Written request
Copy all of the records below verbatim.

Exercise input
▶
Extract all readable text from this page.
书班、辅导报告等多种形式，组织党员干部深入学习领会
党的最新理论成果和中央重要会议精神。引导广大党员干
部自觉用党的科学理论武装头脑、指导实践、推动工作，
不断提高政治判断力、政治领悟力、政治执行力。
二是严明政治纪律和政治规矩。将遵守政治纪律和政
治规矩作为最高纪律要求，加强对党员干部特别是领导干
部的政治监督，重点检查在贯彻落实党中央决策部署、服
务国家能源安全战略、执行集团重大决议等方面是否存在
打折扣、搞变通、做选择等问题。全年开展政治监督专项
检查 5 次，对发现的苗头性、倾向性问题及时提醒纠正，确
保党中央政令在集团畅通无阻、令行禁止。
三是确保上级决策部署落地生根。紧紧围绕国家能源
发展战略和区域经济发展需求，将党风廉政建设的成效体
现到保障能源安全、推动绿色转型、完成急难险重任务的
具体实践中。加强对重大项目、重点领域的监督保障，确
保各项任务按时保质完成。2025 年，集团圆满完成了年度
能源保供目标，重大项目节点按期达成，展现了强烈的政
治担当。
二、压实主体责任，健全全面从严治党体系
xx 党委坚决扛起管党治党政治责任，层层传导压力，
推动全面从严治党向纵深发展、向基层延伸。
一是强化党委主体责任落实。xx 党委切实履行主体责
◀
Written response
Extract all readable text from this page.
书班、辅导报告等多种形式，组织党员干部深入学习领会
党的最新理论成果和中央重要会议精神。引导广大党员干
部自觉用党的科学理论武装头脑、指导实践、推动工作，
不断提高政治判断力、政治领悟力、政治执行力。
二是严明政治纪律和政治规矩。将遵守政治纪律和政
治规矩作为最高纪律要求，加强对党员干部特别是领导干
部的政治监督，重点检查在贯彻落实党中央决策部署、服
务国家能源安全战略、执行集团重大决议等方面是否存在
打折扣、搞变通、做选择等问题。全年开展政治监督专项
检查 5 次，对发现的苗头性、倾向性问题及时提醒纠正，确
保党中央政令在集团畅通无阻、令行禁止。
三是确保上级决策部署落地生根。紧紧围绕国家能源
发展战略和区域经济发展需求，将党风廉政建设的成效体
现到保障能源安全、推动绿色转型、完成急难险重任务的
具体实践中。加强对重大项目、重点领域的监督保障，确
保各项任务按时保质完成。2025 年，集团圆满完成了年度
能源保供目标，重大项目节点按期达成，展现了强烈的政
治担当。
二、压实主体责任，健全全面从严治党体系
xx 党委坚决扛起管党治党政治责任，层层传导压力，
推动全面从严治党向纵深发展、向基层延伸。
一是强化党委主体责任落实。xx 党委切实履行主体责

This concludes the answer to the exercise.